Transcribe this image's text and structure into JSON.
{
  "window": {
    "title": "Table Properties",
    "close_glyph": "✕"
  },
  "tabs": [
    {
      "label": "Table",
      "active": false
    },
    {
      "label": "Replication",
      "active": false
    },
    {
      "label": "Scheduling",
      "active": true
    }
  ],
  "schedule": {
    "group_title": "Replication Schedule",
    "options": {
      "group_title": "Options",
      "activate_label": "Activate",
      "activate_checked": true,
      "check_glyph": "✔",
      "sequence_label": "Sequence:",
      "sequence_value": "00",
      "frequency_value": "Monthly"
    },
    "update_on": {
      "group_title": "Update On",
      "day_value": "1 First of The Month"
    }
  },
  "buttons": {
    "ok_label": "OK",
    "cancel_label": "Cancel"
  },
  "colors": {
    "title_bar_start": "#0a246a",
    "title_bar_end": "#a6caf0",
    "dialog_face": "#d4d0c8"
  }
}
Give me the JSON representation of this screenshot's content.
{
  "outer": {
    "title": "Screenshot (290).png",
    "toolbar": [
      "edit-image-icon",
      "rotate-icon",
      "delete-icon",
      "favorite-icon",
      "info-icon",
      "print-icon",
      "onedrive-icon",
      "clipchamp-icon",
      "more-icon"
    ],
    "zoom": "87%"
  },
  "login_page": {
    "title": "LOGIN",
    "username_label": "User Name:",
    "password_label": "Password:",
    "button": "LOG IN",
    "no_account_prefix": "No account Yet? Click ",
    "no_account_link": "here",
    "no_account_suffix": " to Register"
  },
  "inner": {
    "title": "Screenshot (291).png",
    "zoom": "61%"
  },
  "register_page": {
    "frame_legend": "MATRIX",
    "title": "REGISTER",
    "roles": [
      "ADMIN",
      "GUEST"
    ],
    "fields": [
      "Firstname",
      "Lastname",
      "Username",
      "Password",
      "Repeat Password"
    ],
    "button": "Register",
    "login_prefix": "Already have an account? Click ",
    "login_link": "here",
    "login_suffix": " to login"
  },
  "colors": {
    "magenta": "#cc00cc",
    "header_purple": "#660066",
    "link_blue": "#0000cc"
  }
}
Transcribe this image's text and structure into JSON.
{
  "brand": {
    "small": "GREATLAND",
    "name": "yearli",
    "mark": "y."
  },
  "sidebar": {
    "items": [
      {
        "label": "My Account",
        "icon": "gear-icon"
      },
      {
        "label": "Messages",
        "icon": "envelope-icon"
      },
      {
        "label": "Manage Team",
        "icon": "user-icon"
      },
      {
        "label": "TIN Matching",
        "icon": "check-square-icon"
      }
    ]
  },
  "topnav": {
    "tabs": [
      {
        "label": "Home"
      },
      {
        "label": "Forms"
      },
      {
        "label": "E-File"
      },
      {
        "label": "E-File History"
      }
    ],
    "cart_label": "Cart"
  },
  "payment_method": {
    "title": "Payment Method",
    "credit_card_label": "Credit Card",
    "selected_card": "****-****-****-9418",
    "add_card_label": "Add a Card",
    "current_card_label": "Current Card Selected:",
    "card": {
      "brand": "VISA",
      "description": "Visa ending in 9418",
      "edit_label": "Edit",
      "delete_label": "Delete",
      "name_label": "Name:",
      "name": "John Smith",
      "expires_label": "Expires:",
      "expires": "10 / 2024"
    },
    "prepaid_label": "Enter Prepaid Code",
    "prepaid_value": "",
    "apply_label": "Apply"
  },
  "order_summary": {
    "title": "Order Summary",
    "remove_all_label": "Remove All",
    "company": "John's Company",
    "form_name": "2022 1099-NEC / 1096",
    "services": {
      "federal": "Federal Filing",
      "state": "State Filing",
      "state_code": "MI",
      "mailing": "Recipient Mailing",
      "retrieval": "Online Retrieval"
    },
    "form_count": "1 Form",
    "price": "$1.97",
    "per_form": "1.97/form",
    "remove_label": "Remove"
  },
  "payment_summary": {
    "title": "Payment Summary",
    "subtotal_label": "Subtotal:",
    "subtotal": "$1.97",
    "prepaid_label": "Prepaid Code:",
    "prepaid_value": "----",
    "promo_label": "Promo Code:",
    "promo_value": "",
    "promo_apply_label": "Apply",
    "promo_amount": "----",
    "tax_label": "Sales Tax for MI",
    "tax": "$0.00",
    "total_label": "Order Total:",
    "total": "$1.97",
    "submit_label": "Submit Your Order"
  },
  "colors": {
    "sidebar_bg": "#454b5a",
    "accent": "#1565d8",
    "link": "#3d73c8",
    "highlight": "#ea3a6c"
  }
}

++++++++++++++++++++

What this task involves: Repeat the whole listing exactly, keeping every line intact.

Answer in full:
Transcribe this image's text and structure into JSON.
{
  "window": {
    "title": "Table Properties",
    "close_glyph": "✕"
  },
  "tabs": [
    {
      "label": "Table",
      "active": false
    },
    {
      "label": "Replication",
      "active": false
    },
    {
      "label": "Scheduling",
      "active": true
    }
  ],
  "schedule": {
    "group_title": "Replication Schedule",
    "options": {
      "group_title": "Options",
      "activate_label": "Activate",
      "activate_checked": true,
      "check_glyph": "✔",
      "sequence_label": "Sequence:",
      "sequence_value": "00",
      "frequency_value": "Monthly"
    },
    "update_on": {
      "group_title": "Update On",
      "day_value": "1 First of The Month"
    }
  },
  "buttons": {
    "ok_label": "OK",
    "cancel_label": "Cancel"
  },
  "colors": {
    "title_bar_start": "#0a246a",
    "title_bar_end": "#a6caf0",
    "dialog_face": "#d4d0c8"
  }
}
Give me the JSON representation of this screenshot's content.
{
  "outer": {
    "title": "Screenshot (290).png",
    "toolbar": [
      "edit-image-icon",
      "rotate-icon",
      "delete-icon",
      "favorite-icon",
      "info-icon",
      "print-icon",
      "onedrive-icon",
      "clipchamp-icon",
      "more-icon"
    ],
    "zoom": "87%"
  },
  "login_page": {
    "title": "LOGIN",
    "username_label": "User Name:",
    "password_label": "Password:",
    "button": "LOG IN",
    "no_account_prefix": "No account Yet? Click ",
    "no_account_link": "here",
    "no_account_suffix": " to Register"
  },
  "inner": {
    "title": "Screenshot (291).png",
    "zoom": "61%"
  },
  "register_page": {
    "frame_legend": "MATRIX",
    "title": "REGISTER",
    "roles": [
      "ADMIN",
      "GUEST"
    ],
    "fields": [
      "Firstname",
      "Lastname",
      "Username",
      "Password",
      "Repeat Password"
    ],
    "button": "Register",
    "login_prefix": "Already have an account? Click ",
    "login_link": "here",
    "login_suffix": " to login"
  },
  "colors": {
    "magenta": "#cc00cc",
    "header_purple": "#660066",
    "link_blue": "#0000cc"
  }
}
Transcribe this image's text and structure into JSON.
{
  "brand": {
    "small": "GREATLAND",
    "name": "yearli",
    "mark": "y."
  },
  "sidebar": {
    "items": [
      {
        "label": "My Account",
        "icon": "gear-icon"
      },
      {
        "label": "Messages",
        "icon": "envelope-icon"
      },
      {
        "label": "Manage Team",
        "icon": "user-icon"
      },
      {
        "label": "TIN Matching",
        "icon": "check-square-icon"
      }
    ]
  },
  "topnav": {
    "tabs": [
      {
        "label": "Home"
      },
      {
        "label": "Forms"
      },
      {
        "label": "E-File"
      },
      {
        "label": "E-File History"
      }
    ],
    "cart_label": "Cart"
  },
  "payment_method": {
    "title": "Payment Method",
    "credit_card_label": "Credit Card",
    "selected_card": "****-****-****-9418",
    "add_card_label": "Add a Card",
    "current_card_label": "Current Card Selected:",
    "card": {
      "brand": "VISA",
      "description": "Visa ending in 9418",
      "edit_label": "Edit",
      "delete_label": "Delete",
      "name_label": "Name:",
      "name": "John Smith",
      "expires_label": "Expires:",
      "expires": "10 / 2024"
    },
    "prepaid_label": "Enter Prepaid Code",
    "prepaid_value": "",
    "apply_label": "Apply"
  },
  "order_summary": {
    "title": "Order Summary",
    "remove_all_label": "Remove All",
    "company": "John's Company",
    "form_name": "2022 1099-NEC / 1096",
    "services": {
      "federal": "Federal Filing",
      "state": "State Filing",
      "state_code": "MI",
      "mailing": "Recipient Mailing",
      "retrieval": "Online Retrieval"
    },
    "form_count": "1 Form",
    "price": "$1.97",
    "per_form": "1.97/form",
    "remove_label": "Remove"
  },
  "payment_summary": {
    "title": "Payment Summary",
    "subtotal_label": "Subtotal:",
    "subtotal": "$1.97",
    "prepaid_label": "Prepaid Code:",
    "prepaid_value": "----",
    "promo_label": "Promo Code:",
    "promo_value": "",
    "promo_apply_label": "Apply",
    "promo_amount": "----",
    "tax_label": "Sales Tax for MI",
    "tax": "$0.00",
    "total_label": "Order Total:",
    "total": "$1.97",
    "submit_label": "Submit Your Order"
  },
  "colors": {
    "sidebar_bg": "#454b5a",
    "accent": "#1565d8",
    "link": "#3d73c8",
    "highlight": "#ea3a6c"
  }
}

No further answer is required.